SHORT EXERCISE: Note each line where "Povprečna" appears, and copy it.

RECORDS FOR THIS EXERCISE:

----------------

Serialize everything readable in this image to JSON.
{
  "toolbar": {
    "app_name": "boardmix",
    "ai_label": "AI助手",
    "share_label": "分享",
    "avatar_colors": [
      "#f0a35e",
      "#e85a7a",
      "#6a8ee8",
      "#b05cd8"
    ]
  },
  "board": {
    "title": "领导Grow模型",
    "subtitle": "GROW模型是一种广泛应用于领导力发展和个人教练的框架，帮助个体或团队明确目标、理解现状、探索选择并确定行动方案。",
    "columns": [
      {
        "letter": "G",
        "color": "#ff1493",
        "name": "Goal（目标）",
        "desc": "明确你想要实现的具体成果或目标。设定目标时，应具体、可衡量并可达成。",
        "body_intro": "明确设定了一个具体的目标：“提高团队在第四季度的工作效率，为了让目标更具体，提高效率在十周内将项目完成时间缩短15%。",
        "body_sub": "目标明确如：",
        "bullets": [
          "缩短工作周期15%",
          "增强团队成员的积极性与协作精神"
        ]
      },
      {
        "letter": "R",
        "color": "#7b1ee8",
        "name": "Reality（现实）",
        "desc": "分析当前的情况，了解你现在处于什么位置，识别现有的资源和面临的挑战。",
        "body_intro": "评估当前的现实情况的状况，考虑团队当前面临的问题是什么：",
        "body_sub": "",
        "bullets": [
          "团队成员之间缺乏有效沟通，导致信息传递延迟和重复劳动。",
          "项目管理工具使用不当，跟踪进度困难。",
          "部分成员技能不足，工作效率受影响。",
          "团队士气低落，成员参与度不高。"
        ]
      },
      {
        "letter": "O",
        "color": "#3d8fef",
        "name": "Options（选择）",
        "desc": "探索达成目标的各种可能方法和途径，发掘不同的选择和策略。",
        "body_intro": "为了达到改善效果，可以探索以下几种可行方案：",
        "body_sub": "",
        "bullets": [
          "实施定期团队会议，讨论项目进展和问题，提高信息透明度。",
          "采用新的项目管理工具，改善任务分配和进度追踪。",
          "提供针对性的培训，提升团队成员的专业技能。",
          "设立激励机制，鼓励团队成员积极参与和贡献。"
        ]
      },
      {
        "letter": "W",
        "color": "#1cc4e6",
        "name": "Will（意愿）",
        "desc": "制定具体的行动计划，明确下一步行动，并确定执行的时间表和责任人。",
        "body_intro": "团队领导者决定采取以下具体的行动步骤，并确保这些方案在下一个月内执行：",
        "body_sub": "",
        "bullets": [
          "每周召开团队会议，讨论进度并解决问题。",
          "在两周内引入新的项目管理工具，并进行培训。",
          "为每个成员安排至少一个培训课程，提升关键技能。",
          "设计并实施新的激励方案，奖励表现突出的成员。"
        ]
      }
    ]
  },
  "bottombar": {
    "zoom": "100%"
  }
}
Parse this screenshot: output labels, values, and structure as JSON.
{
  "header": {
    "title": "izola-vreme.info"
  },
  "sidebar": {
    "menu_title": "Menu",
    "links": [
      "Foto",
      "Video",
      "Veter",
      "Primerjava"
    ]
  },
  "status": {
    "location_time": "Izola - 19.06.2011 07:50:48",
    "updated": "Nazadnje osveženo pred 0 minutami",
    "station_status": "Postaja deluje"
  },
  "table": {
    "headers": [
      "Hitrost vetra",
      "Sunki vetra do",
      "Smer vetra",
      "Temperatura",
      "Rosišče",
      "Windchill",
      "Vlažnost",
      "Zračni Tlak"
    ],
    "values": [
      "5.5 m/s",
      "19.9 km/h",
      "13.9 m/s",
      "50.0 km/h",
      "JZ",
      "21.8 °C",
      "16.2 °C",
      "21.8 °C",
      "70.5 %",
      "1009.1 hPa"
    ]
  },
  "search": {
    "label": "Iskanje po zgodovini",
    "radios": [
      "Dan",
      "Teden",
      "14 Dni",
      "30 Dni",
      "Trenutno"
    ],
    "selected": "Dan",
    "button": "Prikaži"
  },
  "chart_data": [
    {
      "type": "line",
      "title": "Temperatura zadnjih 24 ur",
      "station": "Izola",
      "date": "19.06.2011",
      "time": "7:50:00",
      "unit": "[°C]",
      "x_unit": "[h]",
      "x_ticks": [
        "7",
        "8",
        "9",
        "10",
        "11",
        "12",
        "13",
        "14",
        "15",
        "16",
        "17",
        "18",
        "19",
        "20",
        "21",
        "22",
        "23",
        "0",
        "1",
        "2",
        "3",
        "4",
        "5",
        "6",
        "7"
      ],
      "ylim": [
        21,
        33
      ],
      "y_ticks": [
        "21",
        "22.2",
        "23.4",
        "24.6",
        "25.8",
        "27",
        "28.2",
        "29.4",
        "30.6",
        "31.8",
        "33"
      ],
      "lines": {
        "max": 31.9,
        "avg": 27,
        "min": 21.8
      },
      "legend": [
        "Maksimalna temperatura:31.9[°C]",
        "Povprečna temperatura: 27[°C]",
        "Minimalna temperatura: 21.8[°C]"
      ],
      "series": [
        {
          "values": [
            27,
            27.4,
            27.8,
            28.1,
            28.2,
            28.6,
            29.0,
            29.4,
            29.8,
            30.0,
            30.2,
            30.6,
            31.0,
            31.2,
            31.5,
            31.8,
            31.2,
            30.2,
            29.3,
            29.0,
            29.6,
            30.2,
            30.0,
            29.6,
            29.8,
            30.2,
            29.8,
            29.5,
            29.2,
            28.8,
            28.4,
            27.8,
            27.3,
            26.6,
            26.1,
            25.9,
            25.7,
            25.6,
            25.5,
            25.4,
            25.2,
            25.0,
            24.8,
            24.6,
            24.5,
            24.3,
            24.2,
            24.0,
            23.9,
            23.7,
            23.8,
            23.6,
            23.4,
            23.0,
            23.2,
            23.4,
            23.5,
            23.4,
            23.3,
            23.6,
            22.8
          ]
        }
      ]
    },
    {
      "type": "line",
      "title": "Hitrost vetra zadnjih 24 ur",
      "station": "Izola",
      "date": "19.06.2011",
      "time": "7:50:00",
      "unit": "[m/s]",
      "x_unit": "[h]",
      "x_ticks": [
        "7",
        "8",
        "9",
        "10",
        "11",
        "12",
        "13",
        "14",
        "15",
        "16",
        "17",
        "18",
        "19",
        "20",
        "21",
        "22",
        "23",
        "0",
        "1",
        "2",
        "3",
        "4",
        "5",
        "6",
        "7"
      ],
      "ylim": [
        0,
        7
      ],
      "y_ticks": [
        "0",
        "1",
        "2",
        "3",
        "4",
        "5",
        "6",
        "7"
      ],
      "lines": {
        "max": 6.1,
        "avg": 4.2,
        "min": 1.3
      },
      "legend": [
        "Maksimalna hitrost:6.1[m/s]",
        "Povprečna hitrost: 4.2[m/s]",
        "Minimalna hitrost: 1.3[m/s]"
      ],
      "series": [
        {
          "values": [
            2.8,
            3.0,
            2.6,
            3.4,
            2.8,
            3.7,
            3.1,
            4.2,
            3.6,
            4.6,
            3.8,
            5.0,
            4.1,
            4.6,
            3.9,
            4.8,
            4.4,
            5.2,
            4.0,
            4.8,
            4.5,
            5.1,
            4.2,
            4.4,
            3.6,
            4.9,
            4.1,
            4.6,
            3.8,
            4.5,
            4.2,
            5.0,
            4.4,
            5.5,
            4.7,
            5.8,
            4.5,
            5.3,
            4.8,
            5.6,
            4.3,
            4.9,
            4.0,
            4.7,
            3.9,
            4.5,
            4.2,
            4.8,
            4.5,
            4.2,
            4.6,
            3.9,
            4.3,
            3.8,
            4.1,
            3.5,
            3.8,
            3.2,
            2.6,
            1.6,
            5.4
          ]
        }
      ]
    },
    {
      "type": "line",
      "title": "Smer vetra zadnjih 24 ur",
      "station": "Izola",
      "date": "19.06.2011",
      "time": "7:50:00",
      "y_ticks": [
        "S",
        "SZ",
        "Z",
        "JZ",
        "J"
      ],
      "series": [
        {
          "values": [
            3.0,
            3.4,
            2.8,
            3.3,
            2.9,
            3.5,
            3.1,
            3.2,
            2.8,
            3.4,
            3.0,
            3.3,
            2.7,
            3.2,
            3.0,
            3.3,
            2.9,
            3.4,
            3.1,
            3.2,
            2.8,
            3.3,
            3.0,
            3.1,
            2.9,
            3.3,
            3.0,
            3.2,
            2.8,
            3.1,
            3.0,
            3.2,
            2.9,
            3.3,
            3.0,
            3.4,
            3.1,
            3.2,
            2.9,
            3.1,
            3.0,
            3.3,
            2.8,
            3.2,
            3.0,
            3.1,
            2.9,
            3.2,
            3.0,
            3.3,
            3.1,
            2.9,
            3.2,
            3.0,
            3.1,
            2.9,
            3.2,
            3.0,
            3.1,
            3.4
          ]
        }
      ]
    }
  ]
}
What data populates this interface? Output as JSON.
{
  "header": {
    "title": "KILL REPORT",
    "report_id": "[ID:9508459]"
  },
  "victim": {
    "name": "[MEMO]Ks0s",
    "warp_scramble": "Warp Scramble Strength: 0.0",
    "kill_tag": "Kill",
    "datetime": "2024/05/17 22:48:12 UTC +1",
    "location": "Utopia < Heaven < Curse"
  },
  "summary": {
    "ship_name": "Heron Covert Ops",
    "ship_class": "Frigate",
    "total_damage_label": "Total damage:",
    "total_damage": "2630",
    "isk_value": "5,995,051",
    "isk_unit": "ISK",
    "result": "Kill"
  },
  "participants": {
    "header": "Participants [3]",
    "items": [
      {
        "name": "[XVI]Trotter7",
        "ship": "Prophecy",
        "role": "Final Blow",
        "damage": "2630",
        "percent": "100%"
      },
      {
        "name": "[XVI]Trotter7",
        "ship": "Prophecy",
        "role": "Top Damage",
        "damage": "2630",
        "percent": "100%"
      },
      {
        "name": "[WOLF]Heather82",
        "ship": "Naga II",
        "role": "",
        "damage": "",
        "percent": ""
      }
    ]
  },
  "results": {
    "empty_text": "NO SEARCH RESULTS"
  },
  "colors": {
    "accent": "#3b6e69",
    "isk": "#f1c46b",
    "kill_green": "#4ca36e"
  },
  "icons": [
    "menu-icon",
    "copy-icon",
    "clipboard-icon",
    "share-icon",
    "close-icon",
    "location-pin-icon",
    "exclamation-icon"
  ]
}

----------------

WORKED ANSWER:
        "Povprečna temperatura: 27[°C]",
        "Povprečna hitrost: 4.2[m/s]",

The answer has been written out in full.